Aim of the exercise: Find and copy lines holding "如需改动".
-- START Records to process --
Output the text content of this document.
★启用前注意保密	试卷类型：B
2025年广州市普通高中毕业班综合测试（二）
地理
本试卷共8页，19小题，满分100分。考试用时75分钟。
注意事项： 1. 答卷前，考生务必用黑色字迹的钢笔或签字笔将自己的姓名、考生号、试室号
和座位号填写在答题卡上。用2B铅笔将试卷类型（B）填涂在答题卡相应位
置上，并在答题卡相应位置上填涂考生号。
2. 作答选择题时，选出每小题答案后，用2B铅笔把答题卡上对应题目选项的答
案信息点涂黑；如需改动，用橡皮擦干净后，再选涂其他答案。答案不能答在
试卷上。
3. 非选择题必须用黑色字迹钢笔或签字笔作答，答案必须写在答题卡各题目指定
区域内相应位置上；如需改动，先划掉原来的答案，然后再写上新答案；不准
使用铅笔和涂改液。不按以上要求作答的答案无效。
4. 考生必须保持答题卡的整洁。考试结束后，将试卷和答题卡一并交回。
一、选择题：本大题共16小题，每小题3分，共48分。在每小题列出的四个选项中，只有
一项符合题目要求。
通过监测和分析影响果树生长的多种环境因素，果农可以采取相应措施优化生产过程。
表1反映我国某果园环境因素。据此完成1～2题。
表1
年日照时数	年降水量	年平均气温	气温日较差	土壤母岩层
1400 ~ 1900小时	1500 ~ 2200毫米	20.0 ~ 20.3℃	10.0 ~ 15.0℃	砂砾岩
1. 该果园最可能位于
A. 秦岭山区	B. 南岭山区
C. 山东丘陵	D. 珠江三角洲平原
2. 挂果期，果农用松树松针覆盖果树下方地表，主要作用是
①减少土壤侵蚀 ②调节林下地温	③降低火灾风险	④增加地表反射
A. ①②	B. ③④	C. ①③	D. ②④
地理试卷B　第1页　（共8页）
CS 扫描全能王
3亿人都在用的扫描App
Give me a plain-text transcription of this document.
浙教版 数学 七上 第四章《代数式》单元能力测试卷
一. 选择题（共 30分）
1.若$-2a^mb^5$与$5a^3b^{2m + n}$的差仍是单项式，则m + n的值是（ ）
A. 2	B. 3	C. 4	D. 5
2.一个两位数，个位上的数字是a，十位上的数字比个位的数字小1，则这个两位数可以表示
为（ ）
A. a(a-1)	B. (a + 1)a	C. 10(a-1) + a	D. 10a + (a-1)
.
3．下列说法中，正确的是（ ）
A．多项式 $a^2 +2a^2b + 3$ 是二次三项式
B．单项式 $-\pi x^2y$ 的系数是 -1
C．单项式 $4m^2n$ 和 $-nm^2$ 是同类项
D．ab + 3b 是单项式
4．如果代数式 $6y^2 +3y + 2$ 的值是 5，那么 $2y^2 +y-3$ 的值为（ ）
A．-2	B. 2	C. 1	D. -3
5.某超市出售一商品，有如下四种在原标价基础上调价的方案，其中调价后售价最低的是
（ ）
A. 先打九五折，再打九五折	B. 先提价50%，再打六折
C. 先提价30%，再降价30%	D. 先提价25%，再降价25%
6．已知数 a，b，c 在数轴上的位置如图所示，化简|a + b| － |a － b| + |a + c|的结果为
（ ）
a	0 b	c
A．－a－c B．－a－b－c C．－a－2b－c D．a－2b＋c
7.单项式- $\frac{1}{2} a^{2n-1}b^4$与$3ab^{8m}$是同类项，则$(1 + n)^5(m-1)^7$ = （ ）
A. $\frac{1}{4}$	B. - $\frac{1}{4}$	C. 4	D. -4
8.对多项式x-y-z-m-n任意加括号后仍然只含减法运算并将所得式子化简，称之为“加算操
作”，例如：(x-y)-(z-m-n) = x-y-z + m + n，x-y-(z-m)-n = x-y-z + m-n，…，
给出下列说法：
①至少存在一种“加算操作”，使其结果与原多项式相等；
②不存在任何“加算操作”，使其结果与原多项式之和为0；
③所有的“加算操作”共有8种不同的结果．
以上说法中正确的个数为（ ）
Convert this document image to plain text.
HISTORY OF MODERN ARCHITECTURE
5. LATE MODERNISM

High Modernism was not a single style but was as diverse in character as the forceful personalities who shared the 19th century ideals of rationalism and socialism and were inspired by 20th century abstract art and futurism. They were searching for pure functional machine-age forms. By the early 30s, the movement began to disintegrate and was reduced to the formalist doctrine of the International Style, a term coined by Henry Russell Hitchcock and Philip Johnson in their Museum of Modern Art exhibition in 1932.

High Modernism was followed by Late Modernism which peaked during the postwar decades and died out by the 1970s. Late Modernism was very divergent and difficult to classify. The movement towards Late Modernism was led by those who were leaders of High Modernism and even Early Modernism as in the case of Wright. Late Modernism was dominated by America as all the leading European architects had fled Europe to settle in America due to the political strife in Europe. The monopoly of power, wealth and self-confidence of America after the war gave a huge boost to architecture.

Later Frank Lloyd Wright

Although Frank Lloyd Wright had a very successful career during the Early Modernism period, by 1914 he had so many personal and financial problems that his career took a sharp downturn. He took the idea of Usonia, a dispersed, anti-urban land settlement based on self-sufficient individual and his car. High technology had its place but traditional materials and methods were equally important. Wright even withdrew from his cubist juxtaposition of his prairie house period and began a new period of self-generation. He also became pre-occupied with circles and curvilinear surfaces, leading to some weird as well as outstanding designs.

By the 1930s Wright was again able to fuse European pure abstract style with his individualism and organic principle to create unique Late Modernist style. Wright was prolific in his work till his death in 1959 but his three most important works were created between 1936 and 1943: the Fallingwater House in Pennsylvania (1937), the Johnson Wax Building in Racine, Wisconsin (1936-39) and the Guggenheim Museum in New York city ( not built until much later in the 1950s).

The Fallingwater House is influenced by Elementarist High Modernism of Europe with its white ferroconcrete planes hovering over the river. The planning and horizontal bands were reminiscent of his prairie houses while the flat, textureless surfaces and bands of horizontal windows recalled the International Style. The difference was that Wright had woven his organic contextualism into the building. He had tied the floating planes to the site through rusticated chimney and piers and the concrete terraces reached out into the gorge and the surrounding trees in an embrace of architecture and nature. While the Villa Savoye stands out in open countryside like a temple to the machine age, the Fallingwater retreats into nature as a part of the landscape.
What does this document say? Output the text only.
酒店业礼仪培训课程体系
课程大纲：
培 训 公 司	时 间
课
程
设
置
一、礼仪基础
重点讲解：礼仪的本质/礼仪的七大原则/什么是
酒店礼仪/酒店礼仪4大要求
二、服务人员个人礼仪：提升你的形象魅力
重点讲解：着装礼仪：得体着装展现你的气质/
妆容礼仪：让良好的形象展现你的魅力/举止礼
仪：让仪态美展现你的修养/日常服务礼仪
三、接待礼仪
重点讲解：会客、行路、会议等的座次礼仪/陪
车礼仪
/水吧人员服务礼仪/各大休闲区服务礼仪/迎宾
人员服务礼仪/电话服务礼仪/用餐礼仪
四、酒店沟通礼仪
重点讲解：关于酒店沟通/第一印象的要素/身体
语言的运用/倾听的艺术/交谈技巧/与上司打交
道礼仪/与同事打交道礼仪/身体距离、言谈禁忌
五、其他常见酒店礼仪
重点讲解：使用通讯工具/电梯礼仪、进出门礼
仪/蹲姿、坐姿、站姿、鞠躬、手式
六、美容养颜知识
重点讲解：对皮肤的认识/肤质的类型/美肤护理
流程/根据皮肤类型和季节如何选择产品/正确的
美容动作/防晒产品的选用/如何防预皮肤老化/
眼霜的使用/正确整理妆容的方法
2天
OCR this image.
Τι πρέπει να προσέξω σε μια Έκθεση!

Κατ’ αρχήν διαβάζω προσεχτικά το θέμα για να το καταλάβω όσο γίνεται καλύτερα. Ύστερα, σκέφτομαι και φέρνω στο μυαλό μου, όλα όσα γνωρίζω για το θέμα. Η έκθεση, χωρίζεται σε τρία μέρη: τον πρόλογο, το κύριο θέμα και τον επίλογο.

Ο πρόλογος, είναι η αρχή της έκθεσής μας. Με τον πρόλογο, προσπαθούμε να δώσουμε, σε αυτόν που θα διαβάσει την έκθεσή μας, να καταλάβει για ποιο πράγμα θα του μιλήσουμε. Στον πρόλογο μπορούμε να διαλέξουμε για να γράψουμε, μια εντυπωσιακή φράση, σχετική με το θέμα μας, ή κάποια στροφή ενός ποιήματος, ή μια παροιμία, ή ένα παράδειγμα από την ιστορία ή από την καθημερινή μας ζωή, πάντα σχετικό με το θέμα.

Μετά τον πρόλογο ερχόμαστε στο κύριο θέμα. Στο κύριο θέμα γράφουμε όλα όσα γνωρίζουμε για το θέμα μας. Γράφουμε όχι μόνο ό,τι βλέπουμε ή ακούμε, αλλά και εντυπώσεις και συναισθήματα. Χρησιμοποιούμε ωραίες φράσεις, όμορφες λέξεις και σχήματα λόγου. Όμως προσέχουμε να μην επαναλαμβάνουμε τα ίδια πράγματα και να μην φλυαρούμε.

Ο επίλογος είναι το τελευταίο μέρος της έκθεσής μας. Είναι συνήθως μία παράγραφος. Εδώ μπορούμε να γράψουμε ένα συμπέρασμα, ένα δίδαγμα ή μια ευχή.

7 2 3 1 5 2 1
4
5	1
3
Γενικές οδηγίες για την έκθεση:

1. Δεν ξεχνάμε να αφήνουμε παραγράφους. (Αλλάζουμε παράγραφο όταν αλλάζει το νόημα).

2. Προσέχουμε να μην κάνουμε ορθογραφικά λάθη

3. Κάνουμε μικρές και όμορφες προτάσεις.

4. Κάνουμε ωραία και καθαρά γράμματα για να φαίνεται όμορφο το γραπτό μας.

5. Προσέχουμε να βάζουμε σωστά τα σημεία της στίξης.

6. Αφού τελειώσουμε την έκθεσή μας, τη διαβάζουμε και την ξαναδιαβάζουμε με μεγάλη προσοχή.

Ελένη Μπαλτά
-- END Records to process --
Task answer:
案信息点涂黑；如需改动，用橡皮擦干净后，再选涂其他答案。答案不能答在
区域内相应位置上；如需改动，先划掉原来的答案，然后再写上新答案；不准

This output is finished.